Data excerpts
+ + +
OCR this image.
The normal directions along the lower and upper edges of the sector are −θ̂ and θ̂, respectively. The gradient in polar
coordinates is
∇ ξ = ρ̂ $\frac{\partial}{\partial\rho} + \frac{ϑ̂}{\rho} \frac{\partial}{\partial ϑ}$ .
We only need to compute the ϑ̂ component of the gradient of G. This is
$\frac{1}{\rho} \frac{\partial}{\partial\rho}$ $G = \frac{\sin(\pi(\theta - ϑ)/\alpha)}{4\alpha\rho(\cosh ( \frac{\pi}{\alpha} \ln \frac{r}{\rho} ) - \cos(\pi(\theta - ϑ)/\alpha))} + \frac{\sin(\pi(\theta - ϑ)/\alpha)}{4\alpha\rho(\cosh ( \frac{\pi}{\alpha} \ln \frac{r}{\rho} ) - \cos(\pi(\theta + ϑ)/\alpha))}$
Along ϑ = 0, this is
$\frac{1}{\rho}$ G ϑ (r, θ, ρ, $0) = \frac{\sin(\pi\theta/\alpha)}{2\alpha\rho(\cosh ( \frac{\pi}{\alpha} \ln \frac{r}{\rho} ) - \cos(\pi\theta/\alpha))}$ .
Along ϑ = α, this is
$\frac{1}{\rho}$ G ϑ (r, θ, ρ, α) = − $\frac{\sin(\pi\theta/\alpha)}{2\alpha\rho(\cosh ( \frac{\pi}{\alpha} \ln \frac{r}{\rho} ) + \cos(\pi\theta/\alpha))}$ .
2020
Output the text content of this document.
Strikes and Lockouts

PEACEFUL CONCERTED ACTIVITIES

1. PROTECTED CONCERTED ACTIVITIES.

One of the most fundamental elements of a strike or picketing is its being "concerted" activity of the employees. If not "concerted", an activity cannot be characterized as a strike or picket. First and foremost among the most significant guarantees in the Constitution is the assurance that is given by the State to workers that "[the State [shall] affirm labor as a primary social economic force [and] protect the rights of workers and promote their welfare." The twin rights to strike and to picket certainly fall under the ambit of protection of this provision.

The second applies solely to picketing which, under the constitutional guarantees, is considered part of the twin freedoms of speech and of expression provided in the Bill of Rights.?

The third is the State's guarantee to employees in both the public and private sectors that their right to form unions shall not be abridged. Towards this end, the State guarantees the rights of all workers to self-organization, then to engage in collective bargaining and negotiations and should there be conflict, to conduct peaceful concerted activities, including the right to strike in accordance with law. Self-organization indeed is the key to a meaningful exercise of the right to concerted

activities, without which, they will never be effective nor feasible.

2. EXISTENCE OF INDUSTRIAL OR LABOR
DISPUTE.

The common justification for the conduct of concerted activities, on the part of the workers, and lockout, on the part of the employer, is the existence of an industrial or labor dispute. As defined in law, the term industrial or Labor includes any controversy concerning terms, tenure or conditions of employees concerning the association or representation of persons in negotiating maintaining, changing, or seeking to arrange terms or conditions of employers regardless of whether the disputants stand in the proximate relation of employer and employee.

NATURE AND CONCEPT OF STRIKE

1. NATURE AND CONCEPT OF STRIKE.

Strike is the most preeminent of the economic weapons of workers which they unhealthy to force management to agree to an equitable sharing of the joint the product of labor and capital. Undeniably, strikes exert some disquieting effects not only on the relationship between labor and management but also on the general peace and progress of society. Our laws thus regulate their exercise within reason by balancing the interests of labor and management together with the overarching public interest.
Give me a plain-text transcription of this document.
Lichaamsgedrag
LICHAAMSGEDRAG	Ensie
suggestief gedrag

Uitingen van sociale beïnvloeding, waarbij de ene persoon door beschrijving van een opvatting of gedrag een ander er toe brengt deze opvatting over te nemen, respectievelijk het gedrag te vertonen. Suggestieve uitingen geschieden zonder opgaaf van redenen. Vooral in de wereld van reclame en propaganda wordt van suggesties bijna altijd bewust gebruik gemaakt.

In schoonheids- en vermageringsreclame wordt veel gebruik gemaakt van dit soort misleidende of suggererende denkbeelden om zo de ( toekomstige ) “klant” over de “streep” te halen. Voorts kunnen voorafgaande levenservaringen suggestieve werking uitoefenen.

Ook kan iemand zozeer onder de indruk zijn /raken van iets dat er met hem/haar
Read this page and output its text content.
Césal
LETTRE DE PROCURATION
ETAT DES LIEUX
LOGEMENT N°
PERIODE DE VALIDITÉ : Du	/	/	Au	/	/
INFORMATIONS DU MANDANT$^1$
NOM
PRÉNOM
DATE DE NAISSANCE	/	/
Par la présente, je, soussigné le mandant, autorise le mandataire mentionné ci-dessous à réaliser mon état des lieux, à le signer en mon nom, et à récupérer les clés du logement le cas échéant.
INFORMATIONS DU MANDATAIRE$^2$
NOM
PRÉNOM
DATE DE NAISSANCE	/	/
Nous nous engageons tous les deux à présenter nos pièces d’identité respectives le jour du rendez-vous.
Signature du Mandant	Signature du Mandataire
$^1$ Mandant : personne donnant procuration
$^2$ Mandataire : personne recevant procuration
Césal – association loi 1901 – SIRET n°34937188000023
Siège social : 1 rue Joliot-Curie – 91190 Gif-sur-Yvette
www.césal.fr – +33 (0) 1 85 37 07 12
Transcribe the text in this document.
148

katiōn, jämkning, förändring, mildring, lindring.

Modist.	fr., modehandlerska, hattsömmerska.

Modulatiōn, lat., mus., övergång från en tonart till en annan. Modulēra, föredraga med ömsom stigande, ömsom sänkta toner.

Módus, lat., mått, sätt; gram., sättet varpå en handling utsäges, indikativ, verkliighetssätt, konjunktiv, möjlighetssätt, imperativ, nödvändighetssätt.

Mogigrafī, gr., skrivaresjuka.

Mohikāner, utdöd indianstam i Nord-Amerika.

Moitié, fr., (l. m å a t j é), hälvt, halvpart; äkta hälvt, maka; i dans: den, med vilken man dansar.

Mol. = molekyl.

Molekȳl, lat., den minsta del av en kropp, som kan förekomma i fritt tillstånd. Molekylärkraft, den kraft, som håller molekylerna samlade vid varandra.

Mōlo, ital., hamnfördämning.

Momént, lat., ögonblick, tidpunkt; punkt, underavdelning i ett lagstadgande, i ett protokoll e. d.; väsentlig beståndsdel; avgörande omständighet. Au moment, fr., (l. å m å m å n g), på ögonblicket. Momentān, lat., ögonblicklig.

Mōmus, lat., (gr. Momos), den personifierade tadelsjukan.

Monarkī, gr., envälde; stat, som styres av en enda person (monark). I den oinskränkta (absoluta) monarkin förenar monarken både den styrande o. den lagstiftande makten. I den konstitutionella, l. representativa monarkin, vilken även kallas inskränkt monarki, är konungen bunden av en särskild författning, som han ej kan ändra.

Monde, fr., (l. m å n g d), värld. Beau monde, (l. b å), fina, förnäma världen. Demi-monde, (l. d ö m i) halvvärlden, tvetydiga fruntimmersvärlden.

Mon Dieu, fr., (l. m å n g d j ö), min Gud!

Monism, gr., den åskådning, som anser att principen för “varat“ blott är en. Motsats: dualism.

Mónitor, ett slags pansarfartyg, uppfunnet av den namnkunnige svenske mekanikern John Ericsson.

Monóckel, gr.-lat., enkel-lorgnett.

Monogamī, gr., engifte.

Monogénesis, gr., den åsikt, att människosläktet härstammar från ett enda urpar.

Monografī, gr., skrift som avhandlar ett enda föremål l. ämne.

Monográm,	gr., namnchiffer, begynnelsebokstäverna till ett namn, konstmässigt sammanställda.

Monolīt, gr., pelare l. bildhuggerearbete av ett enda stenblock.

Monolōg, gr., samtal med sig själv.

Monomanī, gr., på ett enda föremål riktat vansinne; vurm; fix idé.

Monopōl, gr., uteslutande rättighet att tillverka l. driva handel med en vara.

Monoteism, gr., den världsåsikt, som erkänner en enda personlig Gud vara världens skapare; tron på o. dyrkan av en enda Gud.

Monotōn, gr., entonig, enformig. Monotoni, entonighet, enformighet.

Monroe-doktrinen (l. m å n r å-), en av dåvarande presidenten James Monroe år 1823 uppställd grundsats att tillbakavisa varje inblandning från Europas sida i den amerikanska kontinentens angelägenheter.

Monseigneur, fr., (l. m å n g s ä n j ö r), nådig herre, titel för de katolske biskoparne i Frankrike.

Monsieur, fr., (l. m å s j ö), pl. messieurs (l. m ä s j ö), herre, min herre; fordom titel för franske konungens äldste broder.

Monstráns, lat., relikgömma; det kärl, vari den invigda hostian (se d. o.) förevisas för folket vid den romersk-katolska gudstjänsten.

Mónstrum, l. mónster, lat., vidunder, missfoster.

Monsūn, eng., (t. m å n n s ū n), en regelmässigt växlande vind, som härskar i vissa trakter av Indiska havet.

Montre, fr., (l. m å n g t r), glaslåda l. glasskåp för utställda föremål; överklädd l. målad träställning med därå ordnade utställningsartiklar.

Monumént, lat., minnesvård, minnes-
+ + +
The answer is one number: how many lines of the material above contain "shall".

Written solution: 2